Source records:
+++

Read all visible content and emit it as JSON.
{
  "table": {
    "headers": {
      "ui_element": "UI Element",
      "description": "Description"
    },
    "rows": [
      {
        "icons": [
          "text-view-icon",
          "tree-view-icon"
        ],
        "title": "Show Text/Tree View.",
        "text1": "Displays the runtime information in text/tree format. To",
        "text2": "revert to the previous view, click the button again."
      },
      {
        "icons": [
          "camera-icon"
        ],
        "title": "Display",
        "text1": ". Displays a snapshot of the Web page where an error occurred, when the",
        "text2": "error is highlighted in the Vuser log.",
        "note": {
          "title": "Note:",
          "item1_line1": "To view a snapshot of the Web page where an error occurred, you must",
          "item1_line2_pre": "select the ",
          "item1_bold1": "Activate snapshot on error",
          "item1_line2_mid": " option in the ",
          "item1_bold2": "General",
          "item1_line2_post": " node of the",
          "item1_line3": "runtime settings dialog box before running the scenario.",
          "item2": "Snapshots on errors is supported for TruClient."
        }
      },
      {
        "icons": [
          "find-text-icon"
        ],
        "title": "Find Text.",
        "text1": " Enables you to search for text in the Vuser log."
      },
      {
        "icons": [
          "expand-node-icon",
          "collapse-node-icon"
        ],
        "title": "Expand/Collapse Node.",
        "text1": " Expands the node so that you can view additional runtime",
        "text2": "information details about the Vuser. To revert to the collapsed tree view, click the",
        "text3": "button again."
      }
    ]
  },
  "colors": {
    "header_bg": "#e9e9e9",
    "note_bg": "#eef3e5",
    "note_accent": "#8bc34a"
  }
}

+++

Exercise task: Output every line above without altering anything.

Solution to this problem:
Read all visible content and emit it as JSON.
{
  "table": {
    "headers": {
      "ui_element": "UI Element",
      "description": "Description"
    },
    "rows": [
      {
        "icons": [
          "text-view-icon",
          "tree-view-icon"
        ],
        "title": "Show Text/Tree View.",
        "text1": "Displays the runtime information in text/tree format. To",
        "text2": "revert to the previous view, click the button again."
      },
      {
        "icons": [
          "camera-icon"
        ],
        "title": "Display",
        "text1": ". Displays a snapshot of the Web page where an error occurred, when the",
        "text2": "error is highlighted in the Vuser log.",
        "note": {
          "title": "Note:",
          "item1_line1": "To view a snapshot of the Web page where an error occurred, you must",
          "item1_line2_pre": "select the ",
          "item1_bold1": "Activate snapshot on error",
          "item1_line2_mid": " option in the ",
          "item1_bold2": "General",
          "item1_line2_post": " node of the",
          "item1_line3": "runtime settings dialog box before running the scenario.",
          "item2": "Snapshots on errors is supported for TruClient."
        }
      },
      {
        "icons": [
          "find-text-icon"
        ],
        "title": "Find Text.",
        "text1": " Enables you to search for text in the Vuser log."
      },
      {
        "icons": [
          "expand-node-icon",
          "collapse-node-icon"
        ],
        "title": "Expand/Collapse Node.",
        "text1": " Expands the node so that you can view additional runtime",
        "text2": "information details about the Vuser. To revert to the collapsed tree view, click the",
        "text3": "button again."
      }
    ]
  },
  "colors": {
    "header_bg": "#e9e9e9",
    "note_bg": "#eef3e5",
    "note_accent": "#8bc34a"
  }
}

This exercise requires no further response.